Extracted data entries:
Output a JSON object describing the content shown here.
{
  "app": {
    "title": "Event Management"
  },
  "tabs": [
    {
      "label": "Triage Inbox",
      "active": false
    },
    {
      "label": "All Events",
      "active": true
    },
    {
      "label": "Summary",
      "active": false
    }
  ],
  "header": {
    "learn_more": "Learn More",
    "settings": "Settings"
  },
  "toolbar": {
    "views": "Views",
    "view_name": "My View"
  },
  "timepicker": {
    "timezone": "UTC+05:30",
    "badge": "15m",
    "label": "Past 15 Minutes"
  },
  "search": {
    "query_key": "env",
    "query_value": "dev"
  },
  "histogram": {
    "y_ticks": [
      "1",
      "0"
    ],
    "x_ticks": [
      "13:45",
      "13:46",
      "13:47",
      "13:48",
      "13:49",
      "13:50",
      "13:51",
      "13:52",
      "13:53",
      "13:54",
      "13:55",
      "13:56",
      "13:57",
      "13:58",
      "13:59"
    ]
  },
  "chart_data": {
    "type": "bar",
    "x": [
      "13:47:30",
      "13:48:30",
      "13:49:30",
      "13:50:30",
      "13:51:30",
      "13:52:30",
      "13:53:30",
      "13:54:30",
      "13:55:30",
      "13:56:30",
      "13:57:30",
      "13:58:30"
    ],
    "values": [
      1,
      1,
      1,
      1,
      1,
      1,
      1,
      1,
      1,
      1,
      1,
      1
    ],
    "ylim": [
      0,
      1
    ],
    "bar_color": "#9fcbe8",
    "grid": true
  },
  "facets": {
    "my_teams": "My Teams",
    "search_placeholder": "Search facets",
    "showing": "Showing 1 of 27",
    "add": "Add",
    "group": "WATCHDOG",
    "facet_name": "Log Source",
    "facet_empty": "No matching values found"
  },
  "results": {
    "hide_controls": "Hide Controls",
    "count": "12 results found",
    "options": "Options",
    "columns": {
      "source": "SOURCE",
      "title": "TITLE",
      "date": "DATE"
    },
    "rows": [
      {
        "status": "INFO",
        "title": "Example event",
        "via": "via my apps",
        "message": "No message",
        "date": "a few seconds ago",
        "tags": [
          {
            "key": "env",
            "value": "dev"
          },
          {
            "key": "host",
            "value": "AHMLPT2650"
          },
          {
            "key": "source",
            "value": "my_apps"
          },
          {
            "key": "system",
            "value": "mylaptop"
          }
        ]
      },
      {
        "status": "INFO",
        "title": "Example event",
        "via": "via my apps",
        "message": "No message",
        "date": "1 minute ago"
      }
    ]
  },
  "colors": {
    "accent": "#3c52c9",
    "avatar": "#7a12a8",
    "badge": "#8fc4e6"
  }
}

Task instructions:
Restate each record word for word.

Solution:
Output a JSON object describing the content shown here.
{
  "app": {
    "title": "Event Management"
  },
  "tabs": [
    {
      "label": "Triage Inbox",
      "active": false
    },
    {
      "label": "All Events",
      "active": true
    },
    {
      "label": "Summary",
      "active": false
    }
  ],
  "header": {
    "learn_more": "Learn More",
    "settings": "Settings"
  },
  "toolbar": {
    "views": "Views",
    "view_name": "My View"
  },
  "timepicker": {
    "timezone": "UTC+05:30",
    "badge": "15m",
    "label": "Past 15 Minutes"
  },
  "search": {
    "query_key": "env",
    "query_value": "dev"
  },
  "histogram": {
    "y_ticks": [
      "1",
      "0"
    ],
    "x_ticks": [
      "13:45",
      "13:46",
      "13:47",
      "13:48",
      "13:49",
      "13:50",
      "13:51",
      "13:52",
      "13:53",
      "13:54",
      "13:55",
      "13:56",
      "13:57",
      "13:58",
      "13:59"
    ]
  },
  "chart_data": {
    "type": "bar",
    "x": [
      "13:47:30",
      "13:48:30",
      "13:49:30",
      "13:50:30",
      "13:51:30",
      "13:52:30",
      "13:53:30",
      "13:54:30",
      "13:55:30",
      "13:56:30",
      "13:57:30",
      "13:58:30"
    ],
    "values": [
      1,
      1,
      1,
      1,
      1,
      1,
      1,
      1,
      1,
      1,
      1,
      1
    ],
    "ylim": [
      0,
      1
    ],
    "bar_color": "#9fcbe8",
    "grid": true
  },
  "facets": {
    "my_teams": "My Teams",
    "search_placeholder": "Search facets",
    "showing": "Showing 1 of 27",
    "add": "Add",
    "group": "WATCHDOG",
    "facet_name": "Log Source",
    "facet_empty": "No matching values found"
  },
  "results": {
    "hide_controls": "Hide Controls",
    "count": "12 results found",
    "options": "Options",
    "columns": {
      "source": "SOURCE",
      "title": "TITLE",
      "date": "DATE"
    },
    "rows": [
      {
        "status": "INFO",
        "title": "Example event",
        "via": "via my apps",
        "message": "No message",
        "date": "a few seconds ago",
        "tags": [
          {
            "key": "env",
            "value": "dev"
          },
          {
            "key": "host",
            "value": "AHMLPT2650"
          },
          {
            "key": "source",
            "value": "my_apps"
          },
          {
            "key": "system",
            "value": "mylaptop"
          }
        ]
      },
      {
        "status": "INFO",
        "title": "Example event",
        "via": "via my apps",
        "message": "No message",
        "date": "1 minute ago"
      }
    ]
  },
  "colors": {
    "accent": "#3c52c9",
    "avatar": "#7a12a8",
    "badge": "#8fc4e6"
  }
}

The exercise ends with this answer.